**Instructions**:
**1.** Answer these from the article on the 1948 battle at Deir Yassin:
(a) How many Jews were trapped in Jerusalem in the early days of the War of Independence?
(b) What was the campaign that Jewish militias began in April 1948 called?
(c) According to the Haganah's intelligence, how many fighters entered the village in March, and from which countries?
**2.** Write a continuation of the article on the 1948 battle at Deir Yassin, starting after its final sentence.

**Document text**:
A Jewish truck that was attacked by Arab irregulars on the main road to Jerusalem, 1948. Photo: Wikimedia Commons.

Israel’s legitimacy is consistently challenged by the false notion that its very establishment in 1948 is a kind of “original sin.” That is, that the land was acquired through unjust means. Proponents of this narrative decry the founders of Israel as rapacious conquerors who took the land by force and expelled or murdered anyone that got in their way.

Why Deir Yassin?

A central story to this narrative is the April 9, 1948, battle over the Arab village of Deir Yassin. However, this event is not commonly referred to as a battle, but invariably (and incorrectly) described as a “massacre,” which is used as evidence of alleged Jewish cruelty toward Arabs.

In the early days of the War of Independence, 100,000 Jews were trapped in Jerusalem, as Arab fighters blockaded the road from Tel Aviv to Jerusalem.

Low on food, water and other crucial supplies, these Jews were in dire need of support. As a result, opening the road to Jerusalem became an important strategic goal of the Israeli side.

In April 1948, Jewish militias initiated Operation Nachshon, a campaign to capture Arab strongholds and villages along the road and establish a corridor that would enable convoys to safely travel to Jerusalem.

Deir Yassin was located very close to the road and less than a mile away from neighboring Jewish villages. Residents of Deir Yassin fired at these Jewish villages days before the battle. Due to Deir Yassin being a stronghold of Arab fighters, it became a legitimate military target amid evidence combatants within the village were targeting Jewish civilians.

Additionally, leading up to the battle, the Haganah acquired intelligence that more than 150 Iraqi and Syrian fighters entered the village in March and were preparing to launch an attack. While this piece of intelligence was eventually proven to be false, Deir Yassin was nevertheless considered to be hostile.

**Records provided**:
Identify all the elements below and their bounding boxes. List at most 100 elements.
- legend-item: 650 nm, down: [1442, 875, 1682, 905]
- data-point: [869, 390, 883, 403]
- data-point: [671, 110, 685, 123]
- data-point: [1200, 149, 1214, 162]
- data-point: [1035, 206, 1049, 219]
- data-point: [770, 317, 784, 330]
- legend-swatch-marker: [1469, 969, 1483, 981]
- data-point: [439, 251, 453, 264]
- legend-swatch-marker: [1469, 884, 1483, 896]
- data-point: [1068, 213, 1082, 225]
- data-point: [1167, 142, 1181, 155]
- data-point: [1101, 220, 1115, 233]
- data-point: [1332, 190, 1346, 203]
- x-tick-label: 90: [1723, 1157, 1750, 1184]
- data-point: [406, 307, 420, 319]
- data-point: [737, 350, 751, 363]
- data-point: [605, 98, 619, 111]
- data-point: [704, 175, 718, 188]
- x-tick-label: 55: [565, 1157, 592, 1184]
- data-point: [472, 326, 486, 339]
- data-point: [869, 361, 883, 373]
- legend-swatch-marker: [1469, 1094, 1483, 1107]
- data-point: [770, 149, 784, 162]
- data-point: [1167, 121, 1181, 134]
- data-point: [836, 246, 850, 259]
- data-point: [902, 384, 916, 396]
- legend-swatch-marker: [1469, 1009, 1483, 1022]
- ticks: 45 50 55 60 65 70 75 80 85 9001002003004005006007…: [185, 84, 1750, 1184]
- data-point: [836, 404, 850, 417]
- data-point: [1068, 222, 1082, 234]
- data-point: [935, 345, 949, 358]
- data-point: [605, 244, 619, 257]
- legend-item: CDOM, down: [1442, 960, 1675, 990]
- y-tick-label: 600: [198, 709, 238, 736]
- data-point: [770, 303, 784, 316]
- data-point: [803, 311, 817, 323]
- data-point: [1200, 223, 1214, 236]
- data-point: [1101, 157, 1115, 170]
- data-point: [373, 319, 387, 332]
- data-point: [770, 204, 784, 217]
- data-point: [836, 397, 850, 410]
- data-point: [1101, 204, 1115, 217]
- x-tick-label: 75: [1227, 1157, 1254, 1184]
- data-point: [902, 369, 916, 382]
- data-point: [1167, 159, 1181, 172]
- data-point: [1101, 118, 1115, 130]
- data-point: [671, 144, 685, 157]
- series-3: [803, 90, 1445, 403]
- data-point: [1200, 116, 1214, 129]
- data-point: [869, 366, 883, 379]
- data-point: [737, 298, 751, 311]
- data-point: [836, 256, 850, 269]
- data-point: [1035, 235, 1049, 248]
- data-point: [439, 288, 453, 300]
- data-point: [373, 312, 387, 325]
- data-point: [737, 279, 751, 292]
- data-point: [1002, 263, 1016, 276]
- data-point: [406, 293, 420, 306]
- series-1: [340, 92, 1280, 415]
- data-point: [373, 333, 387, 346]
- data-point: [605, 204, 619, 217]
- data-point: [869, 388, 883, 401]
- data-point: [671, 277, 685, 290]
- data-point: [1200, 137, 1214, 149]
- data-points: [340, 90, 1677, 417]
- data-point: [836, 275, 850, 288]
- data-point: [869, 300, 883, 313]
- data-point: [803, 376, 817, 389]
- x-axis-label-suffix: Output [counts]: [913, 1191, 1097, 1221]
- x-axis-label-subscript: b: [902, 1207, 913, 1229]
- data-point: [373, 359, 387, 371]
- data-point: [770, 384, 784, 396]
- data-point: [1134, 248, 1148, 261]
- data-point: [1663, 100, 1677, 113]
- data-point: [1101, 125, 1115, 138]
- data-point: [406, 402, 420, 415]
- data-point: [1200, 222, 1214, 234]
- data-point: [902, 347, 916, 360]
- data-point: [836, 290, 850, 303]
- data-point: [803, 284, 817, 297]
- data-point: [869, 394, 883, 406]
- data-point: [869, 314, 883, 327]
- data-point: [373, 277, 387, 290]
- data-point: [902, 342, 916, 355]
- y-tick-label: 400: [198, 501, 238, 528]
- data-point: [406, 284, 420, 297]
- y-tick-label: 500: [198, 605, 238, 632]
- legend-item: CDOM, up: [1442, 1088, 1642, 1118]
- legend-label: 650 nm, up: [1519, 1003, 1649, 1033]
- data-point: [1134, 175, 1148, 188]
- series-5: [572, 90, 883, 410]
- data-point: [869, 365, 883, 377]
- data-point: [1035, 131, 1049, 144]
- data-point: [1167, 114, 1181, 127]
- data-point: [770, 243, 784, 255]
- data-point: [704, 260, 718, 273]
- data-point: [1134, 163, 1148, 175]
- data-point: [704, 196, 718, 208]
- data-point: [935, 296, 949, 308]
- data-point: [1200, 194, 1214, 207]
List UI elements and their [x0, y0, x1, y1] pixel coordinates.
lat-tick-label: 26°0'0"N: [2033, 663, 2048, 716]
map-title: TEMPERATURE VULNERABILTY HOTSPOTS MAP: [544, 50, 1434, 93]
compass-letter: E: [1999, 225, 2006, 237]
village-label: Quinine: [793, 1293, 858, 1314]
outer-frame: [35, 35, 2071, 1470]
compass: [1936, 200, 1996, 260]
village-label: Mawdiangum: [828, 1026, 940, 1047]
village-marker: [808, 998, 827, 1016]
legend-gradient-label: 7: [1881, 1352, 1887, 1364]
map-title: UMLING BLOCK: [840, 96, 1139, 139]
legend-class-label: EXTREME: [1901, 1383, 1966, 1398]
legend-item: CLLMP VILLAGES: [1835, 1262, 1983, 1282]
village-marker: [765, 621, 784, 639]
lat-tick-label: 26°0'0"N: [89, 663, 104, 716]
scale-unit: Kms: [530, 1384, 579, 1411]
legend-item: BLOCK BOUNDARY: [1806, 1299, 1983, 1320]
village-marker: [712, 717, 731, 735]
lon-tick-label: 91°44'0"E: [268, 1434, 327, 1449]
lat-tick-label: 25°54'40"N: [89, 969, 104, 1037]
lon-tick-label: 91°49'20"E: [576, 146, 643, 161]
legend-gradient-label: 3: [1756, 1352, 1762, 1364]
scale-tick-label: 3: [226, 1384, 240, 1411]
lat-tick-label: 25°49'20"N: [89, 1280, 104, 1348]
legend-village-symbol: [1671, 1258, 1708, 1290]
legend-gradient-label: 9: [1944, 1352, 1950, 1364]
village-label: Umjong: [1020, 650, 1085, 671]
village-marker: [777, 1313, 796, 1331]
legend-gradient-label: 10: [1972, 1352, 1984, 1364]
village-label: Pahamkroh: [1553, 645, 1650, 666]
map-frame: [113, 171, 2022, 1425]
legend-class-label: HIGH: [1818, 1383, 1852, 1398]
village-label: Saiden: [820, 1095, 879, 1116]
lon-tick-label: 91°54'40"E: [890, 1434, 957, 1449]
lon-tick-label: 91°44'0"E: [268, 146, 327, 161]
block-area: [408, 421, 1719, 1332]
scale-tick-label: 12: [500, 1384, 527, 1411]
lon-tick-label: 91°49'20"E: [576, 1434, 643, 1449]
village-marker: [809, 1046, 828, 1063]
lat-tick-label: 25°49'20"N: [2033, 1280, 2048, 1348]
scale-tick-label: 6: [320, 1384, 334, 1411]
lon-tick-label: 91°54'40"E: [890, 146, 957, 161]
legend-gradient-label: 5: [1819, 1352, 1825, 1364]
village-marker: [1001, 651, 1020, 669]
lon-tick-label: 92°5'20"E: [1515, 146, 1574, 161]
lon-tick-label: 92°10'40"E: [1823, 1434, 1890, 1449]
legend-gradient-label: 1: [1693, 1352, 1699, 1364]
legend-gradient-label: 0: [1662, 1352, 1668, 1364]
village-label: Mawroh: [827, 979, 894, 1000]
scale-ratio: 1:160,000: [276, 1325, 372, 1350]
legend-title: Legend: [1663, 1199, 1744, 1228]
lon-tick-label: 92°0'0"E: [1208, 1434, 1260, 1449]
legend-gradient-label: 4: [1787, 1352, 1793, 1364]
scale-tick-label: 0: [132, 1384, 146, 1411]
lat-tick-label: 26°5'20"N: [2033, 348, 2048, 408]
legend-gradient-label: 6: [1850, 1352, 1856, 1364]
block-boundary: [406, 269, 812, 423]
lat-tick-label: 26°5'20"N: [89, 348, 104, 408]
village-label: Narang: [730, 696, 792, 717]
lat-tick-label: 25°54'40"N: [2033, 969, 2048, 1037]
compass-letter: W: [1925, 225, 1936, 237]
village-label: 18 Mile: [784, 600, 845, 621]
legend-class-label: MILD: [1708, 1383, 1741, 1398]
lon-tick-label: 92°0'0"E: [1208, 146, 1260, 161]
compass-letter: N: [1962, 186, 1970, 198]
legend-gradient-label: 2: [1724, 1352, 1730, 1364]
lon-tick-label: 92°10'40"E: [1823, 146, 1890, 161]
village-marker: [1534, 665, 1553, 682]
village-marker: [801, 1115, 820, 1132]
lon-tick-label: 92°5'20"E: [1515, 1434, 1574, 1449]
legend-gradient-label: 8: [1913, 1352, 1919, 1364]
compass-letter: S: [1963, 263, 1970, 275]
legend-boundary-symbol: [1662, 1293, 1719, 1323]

**Task-by-task answers**:
**1.**
(a) 100,000.
(b) Operation Nachshon.
(c) More than 150 fighters, from Iraq and Syria.

**2.**
Planning the Attack

Contrary to an orchestrated massacre, the Israeli soldiers surrendered the element of surprise in order to warn the civilians of Deir Yassin prior to the attack so they could evacuate before the fighting broke out.

They planned to drive a truck with a loudspeaker on it up to the village, which would play a recording in Arabic that explained civilians should flee and to leave two paths leading out of the village open in their attack so that civilians could make it safely to a neighboring Arab village.

The Tricky Part

Though the attack on Deir Yassin was militarily sanctioned and designed to minimize civilian casualties, the operation did not go to plan. This was not, however, because Jewish soldiers suddenly decided to murder civilians. Rather, there was heavy resistance mounted from within the village and dozens of civilians were killed.

In the aftermath of the battle, there were numerous different testimonies given about what had occurred. British police interviewed survivors of Deir Yassin, who claimed that the Jewish soldiers raped women, cut fetuses from the stomachs of pregnant women, and executed civilians.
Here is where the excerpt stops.